Supplied text:
"Issue in getting the predicted label from a Java application"

spgspg Member Posts: 3 Contributor I
edited June 9 in Help
Hi,


I created a classification process using Rapidminer, now I'm trying to get the predicted label from this process in my JAVA application, for that I am using the following code:
            RapidMiner.setExecutionMode(RapidMiner.ExecutionMode.COMMAND_LINE);
            RapidMiner.init();

            com.rapidminer.Process process = new com.rapidminer.Process(new File("readModel.rmp"));

            IOContainer results = process.run();
            results.asList();

            ExampleSet resultSet2 = results.get(ExampleSet.class);

            for (Example example : resultSet2) {

                Attribute predictedLabel = example.getAttributes().getPredictedLabel();
                predictionLabel = Double.parseDouble(example.getNominalValue(predictedLabel));

                System.out.println(predictionLabel);
            }
The problem is that the predicted label that I receive in my application is different from the predicted label from the rapidminer.

Written tasks:
(a) In the forum post on getting a predicted label in Java, which process file does the code load?
(b) Extend the forum post on getting a predicted label in Java, picking up right after its final sentence.

Provided information:
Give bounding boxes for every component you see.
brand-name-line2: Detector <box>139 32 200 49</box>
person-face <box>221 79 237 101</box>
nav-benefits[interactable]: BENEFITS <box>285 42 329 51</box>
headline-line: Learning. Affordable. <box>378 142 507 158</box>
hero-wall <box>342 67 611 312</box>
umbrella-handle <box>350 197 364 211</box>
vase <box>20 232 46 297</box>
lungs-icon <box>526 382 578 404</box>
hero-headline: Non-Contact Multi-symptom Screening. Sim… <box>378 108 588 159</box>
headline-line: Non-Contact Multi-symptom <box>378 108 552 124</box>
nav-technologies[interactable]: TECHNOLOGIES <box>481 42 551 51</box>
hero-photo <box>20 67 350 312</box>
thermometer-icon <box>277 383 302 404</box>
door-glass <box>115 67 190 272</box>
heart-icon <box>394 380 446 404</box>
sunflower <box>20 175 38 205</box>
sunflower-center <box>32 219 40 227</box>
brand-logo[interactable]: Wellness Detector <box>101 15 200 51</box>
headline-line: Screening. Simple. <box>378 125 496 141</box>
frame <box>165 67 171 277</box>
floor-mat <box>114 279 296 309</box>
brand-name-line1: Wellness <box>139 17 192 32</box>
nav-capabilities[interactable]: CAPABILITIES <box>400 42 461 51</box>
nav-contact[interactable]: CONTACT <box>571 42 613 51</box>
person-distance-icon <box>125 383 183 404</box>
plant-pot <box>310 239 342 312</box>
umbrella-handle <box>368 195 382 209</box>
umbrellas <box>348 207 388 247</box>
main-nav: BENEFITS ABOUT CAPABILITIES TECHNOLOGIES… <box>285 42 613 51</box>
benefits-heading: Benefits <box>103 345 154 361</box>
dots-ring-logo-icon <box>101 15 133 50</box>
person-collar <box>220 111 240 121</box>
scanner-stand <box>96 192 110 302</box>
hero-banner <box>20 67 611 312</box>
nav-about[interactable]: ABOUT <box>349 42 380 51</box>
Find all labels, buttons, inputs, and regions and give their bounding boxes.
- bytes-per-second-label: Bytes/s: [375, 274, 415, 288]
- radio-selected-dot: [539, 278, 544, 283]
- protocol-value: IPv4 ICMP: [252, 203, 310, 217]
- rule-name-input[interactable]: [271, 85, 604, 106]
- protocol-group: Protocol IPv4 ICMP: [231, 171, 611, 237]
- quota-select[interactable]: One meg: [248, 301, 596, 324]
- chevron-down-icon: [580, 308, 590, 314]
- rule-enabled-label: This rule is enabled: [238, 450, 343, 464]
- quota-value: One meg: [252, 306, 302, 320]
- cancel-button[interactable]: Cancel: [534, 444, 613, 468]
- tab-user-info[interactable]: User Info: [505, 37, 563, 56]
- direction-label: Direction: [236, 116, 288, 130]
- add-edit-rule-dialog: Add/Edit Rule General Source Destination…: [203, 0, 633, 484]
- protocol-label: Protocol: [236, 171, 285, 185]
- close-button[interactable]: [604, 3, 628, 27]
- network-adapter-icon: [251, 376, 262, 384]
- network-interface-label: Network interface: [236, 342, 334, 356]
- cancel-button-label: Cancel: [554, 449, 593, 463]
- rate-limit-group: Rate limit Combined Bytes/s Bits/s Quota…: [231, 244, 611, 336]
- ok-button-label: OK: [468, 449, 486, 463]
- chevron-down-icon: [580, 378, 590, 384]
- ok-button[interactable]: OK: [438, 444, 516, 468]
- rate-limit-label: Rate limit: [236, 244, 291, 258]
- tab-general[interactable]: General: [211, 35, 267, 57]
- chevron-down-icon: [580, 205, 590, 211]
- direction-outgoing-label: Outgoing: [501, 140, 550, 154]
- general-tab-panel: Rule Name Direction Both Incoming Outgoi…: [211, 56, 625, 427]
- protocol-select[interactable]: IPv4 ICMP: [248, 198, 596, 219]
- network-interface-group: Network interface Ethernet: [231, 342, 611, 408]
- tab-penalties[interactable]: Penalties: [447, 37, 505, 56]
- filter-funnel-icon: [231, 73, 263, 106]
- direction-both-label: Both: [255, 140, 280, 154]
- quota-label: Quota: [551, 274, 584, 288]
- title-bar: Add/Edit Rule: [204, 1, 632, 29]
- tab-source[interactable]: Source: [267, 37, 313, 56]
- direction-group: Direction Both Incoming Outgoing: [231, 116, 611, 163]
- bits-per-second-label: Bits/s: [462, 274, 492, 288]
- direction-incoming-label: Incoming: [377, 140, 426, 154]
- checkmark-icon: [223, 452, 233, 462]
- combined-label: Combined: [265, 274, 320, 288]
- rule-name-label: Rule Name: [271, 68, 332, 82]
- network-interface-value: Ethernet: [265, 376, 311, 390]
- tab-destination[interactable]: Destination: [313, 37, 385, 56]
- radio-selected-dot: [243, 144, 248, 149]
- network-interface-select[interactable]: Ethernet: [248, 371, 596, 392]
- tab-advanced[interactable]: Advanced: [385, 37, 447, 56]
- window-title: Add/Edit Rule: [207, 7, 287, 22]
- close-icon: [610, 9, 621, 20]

Results by task:
(a) readModel.rmp

(b)
I am using the same files and data in both sides.

Thanks for any help.
Tagged:

Answers

  • Marco_BoeckMarco_Boeck Team Lead Software Engineering Moderator, Employee, Member, University Professor Posts: 1,806   RM Engineering
    Hi,

    please be more specific. What do you mean by different?  0.349745 instead of 0.35? Or 0.1 instead of 0.7? Also please post the process XML here.

    Regards,
    Marco
  • spgspg Member Posts: 3 Contributor I
    Thanks for the reply,

    My classification process classifies new data into one of four possible classes (1.0, 2.0, 3.0 or 4.0).
    I'm trying get the prediction label in my JAVA application.
    The problem is that sometimes for example I get the prediction label 1.0, but if I run the calssification process with the same new data (test data) in Rapidminer I get the prediction label 3.0.
    I don't know why this happens, I think the results should be the same.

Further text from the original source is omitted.